Begin RECORDS PROVIDED

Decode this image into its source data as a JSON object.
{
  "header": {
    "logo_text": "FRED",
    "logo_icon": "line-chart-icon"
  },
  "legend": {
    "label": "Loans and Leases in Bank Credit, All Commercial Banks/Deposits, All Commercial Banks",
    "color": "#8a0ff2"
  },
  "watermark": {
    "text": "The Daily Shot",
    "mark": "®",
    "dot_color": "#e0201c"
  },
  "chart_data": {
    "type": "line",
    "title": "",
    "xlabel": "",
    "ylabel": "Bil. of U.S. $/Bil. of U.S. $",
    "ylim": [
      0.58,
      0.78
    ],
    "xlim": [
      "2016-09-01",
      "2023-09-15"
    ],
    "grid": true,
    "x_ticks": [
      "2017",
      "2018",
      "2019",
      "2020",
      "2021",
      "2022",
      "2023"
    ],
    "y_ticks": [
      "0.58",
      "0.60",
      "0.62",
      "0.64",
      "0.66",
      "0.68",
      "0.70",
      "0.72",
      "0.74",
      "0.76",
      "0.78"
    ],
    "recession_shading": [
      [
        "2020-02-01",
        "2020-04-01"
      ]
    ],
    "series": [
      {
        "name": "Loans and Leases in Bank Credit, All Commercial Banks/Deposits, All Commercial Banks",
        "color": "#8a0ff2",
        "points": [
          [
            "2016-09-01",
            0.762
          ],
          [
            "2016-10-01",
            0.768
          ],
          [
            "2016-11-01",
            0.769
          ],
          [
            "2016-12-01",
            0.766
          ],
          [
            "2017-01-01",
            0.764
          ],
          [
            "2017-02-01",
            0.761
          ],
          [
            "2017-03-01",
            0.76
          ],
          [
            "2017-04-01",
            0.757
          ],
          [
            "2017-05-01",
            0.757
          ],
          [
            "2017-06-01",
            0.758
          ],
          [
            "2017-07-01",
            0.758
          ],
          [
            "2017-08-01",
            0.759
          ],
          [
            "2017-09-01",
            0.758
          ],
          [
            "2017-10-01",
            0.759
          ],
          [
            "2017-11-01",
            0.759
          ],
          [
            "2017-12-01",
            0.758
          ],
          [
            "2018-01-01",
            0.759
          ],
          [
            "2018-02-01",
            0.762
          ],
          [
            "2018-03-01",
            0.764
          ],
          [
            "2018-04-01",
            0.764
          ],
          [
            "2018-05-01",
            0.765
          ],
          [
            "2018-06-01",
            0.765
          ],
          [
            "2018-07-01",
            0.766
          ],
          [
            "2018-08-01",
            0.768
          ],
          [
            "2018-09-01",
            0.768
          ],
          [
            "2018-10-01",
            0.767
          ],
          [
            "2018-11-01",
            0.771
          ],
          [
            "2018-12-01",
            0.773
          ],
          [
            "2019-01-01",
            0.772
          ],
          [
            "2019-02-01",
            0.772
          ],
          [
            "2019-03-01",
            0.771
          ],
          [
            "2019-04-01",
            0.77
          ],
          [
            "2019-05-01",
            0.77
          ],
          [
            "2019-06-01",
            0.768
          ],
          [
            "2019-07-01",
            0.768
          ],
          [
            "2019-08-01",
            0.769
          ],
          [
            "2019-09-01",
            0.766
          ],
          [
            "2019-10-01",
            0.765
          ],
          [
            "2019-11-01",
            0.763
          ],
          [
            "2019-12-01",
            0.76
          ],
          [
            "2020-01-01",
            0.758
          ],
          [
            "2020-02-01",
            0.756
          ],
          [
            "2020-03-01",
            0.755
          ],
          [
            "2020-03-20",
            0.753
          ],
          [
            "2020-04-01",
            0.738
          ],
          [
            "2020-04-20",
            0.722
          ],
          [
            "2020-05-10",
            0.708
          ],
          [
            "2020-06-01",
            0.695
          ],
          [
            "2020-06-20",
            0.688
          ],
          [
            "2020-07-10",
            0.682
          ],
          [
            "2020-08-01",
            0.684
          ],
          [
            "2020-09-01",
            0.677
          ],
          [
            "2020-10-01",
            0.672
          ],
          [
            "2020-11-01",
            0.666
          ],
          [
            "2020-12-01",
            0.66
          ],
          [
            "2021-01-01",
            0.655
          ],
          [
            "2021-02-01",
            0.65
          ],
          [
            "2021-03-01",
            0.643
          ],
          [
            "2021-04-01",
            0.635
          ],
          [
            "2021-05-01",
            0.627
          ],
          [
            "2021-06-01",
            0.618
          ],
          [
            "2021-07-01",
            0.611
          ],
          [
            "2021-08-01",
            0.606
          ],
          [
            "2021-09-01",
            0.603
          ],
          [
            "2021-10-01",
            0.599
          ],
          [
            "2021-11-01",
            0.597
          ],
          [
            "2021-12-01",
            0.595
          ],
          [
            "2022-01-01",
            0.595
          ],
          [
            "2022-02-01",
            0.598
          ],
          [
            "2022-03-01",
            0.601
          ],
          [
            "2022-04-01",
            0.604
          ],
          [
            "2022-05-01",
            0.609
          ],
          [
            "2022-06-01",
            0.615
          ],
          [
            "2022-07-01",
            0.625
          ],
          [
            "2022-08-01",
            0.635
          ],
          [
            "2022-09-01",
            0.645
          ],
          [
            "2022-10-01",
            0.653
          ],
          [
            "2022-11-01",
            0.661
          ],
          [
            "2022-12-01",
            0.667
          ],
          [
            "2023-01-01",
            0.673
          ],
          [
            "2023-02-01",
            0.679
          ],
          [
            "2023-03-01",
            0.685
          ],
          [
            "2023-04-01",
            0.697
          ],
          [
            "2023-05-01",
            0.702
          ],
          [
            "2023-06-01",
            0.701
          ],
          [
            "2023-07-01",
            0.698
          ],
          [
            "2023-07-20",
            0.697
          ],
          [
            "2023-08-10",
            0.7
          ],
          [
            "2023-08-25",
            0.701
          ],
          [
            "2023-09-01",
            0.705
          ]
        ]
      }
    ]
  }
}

End RECORDS PROVIDED

- [EXERCISE AIM] Copy every single line of the material above that holds "Loans".

- [EXERCISE OUTPUT]
    "label": "Loans and Leases in Bank Credit, All Commercial Banks/Deposits, All Commercial Banks",
        "name": "Loans and Leases in Bank Credit, All Commercial Banks/Deposits, All Commercial Banks",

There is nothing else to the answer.